▸ Exercise
Answer with a single number, the count of lines holding the word "value".

══════════

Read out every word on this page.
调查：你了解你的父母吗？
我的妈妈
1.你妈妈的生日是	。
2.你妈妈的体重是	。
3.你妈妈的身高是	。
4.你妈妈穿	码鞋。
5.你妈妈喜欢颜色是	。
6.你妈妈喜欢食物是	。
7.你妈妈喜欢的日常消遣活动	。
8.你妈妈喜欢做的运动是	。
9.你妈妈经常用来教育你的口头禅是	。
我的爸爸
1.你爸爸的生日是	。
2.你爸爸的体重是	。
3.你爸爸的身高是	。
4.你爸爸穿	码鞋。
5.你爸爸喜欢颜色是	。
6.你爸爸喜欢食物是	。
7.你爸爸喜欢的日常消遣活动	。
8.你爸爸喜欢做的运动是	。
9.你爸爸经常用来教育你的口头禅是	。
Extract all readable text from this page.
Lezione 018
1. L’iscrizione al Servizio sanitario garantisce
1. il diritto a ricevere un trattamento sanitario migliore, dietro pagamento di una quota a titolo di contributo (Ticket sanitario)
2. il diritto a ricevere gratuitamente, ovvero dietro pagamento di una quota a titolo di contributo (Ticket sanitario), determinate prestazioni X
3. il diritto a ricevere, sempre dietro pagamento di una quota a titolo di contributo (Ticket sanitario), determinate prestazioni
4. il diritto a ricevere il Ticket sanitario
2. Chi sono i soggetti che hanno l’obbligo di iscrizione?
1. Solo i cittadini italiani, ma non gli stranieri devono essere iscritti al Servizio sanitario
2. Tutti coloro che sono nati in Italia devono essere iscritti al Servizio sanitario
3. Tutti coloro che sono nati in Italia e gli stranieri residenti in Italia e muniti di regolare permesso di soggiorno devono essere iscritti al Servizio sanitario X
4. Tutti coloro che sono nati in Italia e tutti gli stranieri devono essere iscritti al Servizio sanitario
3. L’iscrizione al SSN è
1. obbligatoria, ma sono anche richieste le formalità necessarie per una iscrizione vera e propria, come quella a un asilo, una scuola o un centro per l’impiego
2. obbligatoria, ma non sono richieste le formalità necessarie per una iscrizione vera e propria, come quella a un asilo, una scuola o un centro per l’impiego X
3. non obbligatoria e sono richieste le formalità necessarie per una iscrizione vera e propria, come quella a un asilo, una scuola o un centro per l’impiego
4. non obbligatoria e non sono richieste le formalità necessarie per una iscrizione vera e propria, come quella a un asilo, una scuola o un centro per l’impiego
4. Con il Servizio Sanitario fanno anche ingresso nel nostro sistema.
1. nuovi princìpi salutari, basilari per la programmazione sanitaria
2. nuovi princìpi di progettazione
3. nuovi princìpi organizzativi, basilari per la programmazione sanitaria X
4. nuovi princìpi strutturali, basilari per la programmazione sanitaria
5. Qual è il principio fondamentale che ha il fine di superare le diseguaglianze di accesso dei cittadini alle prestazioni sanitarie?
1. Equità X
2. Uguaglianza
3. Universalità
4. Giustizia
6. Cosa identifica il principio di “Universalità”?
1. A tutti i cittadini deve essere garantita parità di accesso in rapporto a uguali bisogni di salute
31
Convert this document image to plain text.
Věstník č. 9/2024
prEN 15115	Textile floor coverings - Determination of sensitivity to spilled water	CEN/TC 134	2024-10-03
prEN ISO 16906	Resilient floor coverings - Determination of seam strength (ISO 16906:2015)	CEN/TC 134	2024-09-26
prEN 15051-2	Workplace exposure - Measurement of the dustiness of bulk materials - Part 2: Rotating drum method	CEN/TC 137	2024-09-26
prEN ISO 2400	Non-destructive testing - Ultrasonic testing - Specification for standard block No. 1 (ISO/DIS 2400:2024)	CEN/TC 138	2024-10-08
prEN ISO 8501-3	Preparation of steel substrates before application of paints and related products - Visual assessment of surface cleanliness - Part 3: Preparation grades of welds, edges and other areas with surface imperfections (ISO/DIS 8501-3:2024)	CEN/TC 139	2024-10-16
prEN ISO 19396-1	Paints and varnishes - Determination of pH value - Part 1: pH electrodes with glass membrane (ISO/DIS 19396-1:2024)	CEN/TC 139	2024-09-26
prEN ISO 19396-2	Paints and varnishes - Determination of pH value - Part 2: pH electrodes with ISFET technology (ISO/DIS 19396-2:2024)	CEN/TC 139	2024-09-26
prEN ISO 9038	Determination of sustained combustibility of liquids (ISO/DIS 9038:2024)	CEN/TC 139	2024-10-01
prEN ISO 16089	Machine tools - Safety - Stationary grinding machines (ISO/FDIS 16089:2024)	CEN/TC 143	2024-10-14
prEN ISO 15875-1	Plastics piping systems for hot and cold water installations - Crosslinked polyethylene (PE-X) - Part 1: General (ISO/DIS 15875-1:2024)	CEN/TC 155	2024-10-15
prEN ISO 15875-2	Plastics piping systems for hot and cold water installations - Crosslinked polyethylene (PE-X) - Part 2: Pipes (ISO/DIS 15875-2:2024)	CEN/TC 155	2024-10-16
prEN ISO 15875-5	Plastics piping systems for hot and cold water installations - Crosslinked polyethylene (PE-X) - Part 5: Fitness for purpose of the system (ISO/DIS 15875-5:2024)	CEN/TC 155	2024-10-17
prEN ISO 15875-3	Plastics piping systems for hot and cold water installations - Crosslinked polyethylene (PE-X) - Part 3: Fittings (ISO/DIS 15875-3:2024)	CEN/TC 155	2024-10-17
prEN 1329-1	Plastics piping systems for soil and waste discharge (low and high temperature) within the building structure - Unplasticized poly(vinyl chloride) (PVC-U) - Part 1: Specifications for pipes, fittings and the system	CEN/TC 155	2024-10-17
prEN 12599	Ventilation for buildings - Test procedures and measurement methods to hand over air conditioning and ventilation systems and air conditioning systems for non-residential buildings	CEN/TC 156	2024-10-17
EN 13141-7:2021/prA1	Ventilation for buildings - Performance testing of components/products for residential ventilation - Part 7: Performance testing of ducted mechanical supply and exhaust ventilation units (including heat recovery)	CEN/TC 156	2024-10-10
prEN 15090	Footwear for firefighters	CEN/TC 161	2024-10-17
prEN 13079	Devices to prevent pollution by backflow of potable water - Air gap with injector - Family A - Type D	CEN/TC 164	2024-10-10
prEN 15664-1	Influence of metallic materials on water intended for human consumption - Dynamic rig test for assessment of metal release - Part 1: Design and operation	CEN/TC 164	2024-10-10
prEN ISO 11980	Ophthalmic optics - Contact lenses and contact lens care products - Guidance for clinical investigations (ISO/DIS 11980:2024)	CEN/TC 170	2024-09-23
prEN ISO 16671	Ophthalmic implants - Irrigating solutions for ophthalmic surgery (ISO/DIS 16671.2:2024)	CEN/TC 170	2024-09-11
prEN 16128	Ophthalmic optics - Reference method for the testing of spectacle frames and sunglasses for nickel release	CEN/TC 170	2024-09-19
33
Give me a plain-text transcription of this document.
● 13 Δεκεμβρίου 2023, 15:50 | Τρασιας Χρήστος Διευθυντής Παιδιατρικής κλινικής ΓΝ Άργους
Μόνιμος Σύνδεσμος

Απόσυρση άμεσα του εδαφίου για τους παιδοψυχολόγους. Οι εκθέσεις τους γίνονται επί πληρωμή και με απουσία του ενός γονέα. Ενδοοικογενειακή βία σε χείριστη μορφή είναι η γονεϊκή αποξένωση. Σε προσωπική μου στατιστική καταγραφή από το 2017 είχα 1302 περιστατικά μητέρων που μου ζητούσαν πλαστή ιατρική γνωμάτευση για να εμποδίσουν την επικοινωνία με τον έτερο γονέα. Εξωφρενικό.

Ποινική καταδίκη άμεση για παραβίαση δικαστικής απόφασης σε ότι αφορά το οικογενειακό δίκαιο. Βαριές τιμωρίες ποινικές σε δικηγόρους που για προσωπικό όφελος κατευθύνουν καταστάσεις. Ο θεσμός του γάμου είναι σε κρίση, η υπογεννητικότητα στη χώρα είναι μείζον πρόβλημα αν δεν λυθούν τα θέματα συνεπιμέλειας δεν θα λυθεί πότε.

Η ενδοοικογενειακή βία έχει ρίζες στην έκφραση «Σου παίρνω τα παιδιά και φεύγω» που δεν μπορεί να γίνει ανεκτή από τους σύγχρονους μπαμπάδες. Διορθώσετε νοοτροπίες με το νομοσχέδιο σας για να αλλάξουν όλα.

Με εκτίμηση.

══════════

▸ Problem solution
2